Set task: Your task is to transcribe the records exactly, skipping every image.

--- Start Data ---

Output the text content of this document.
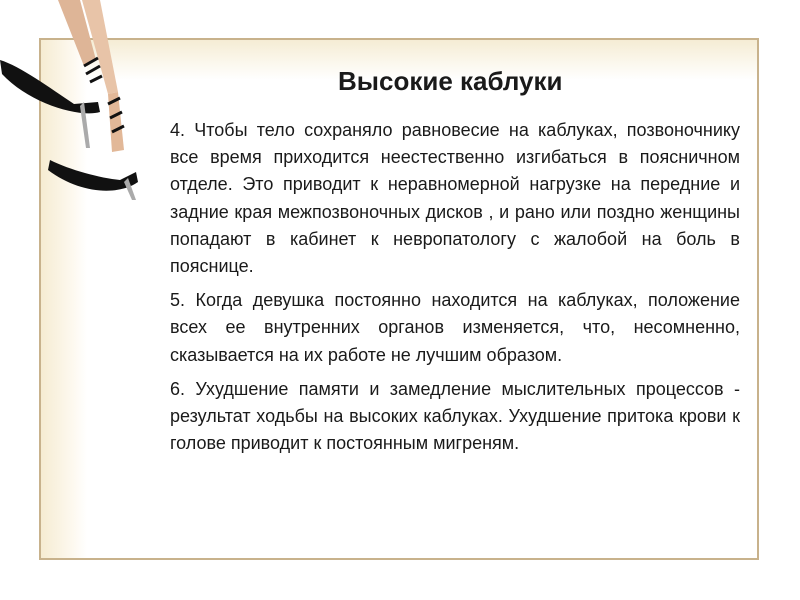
Высокие каблуки

4. Чтобы тело сохраняло равновесие на каблуках, позвоночнику все время приходится неестественно изгибаться в поясничном отделе. Это приводит к неравномерной нагрузке на передние и задние края межпозвоночных дисков , и рано или поздно женщины попадают в кабинет к невропатологу с жалобой на боль в пояснице.

5. Когда девушка постоянно находится на каблуках, положение всех ее внутренних органов изменяется, что, несомненно, сказывается на их работе не лучшим образом.

6. Ухудшение памяти и замедление мыслительных процессов - результат ходьбы на высоких каблуках. Ухудшение притока крови к голове приводит к постоянным мигреням.
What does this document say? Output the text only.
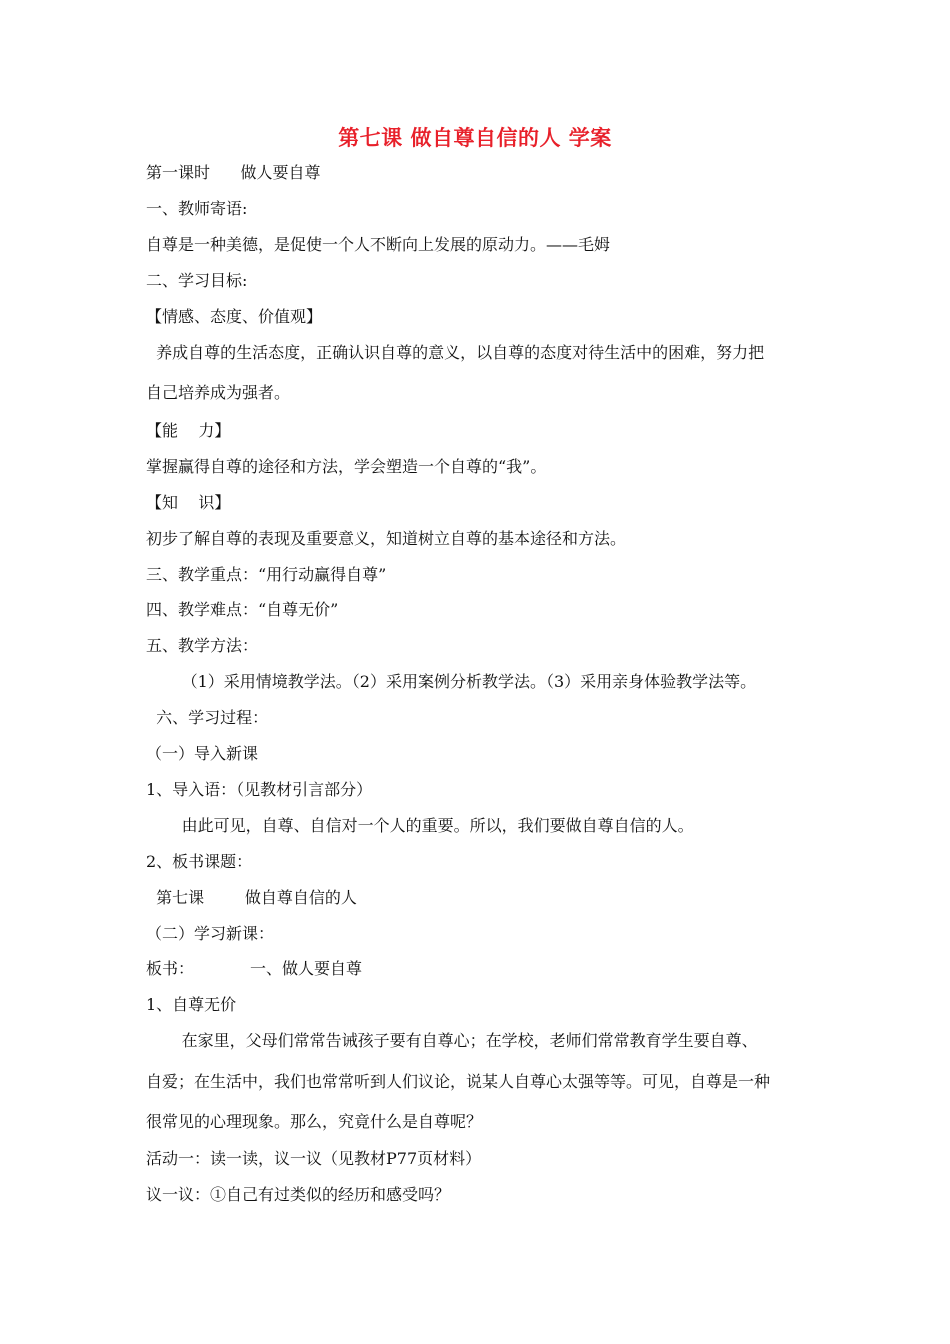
第七课 做自尊自信的人 学案
第一课时      做人要自尊
一、教师寄语:
自尊是一种美德，是促使一个人不断向上发展的原动力。——毛姆
二、学习目标:
【情感、态度、价值观】
养成自尊的生活态度，正确认识自尊的意义，以自尊的态度对待生活中的困难，努力把
自己培养成为强者。
【能    力】
掌握赢得自尊的途径和方法，学会塑造一个自尊的“我”。
【知    识】
初步了解自尊的表现及重要意义，知道树立自尊的基本途径和方法。
三、教学重点：“用行动赢得自尊”
四、教学难点：“自尊无价”
五、教学方法：
（1）采用情境教学法。（2）采用案例分析教学法。（3）采用亲身体验教学法等。
六、学习过程：
（一）导入新课
1、导入语：（见教材引言部分）
由此可见，自尊、自信对一个人的重要。所以，我们要做自尊自信的人。
2、板书课题：
第七课        做自尊自信的人
（二）学习新课：
板书：           一、做人要自尊
1、自尊无价
在家里，父母们常常告诫孩子要有自尊心；在学校，老师们常常教育学生要自尊、
自爱；在生活中，我们也常常听到人们议论，说某人自尊心太强等等。可见，自尊是一种
很常见的心理现象。那么，究竟什么是自尊呢？
活动一：读一读，议一议（见教材P77页材料）
议一议：①自己有过类似的经历和感受吗？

--- End Data ---

Exercise solution:
Output the text content of this document.
Высокие каблуки

4. Чтобы тело сохраняло равновесие на каблуках, позвоночнику все время приходится неестественно изгибаться в поясничном отделе. Это приводит к неравномерной нагрузке на передние и задние края межпозвоночных дисков , и рано или поздно женщины попадают в кабинет к невропатологу с жалобой на боль в пояснице.

5. Когда девушка постоянно находится на каблуках, положение всех ее внутренних органов изменяется, что, несомненно, сказывается на их работе не лучшим образом.

6. Ухудшение памяти и замедление мыслительных процессов - результат ходьбы на высоких каблуках. Ухудшение притока крови к голове приводит к постоянным мигреням.
What does this document say? Output the text only.
第七课 做自尊自信的人 学案
第一课时      做人要自尊
一、教师寄语:
自尊是一种美德，是促使一个人不断向上发展的原动力。——毛姆
二、学习目标:
【情感、态度、价值观】
养成自尊的生活态度，正确认识自尊的意义，以自尊的态度对待生活中的困难，努力把
自己培养成为强者。
【能    力】
掌握赢得自尊的途径和方法，学会塑造一个自尊的“我”。
【知    识】
初步了解自尊的表现及重要意义，知道树立自尊的基本途径和方法。
三、教学重点：“用行动赢得自尊”
四、教学难点：“自尊无价”
五、教学方法：
（1）采用情境教学法。（2）采用案例分析教学法。（3）采用亲身体验教学法等。
六、学习过程：
（一）导入新课
1、导入语：（见教材引言部分）
由此可见，自尊、自信对一个人的重要。所以，我们要做自尊自信的人。
2、板书课题：
第七课        做自尊自信的人
（二）学习新课：
板书：           一、做人要自尊
1、自尊无价
在家里，父母们常常告诫孩子要有自尊心；在学校，老师们常常教育学生要自尊、
自爱；在生活中，我们也常常听到人们议论，说某人自尊心太强等等。可见，自尊是一种
很常见的心理现象。那么，究竟什么是自尊呢？
活动一：读一读，议一议（见教材P77页材料）
议一议：①自己有过类似的经历和感受吗？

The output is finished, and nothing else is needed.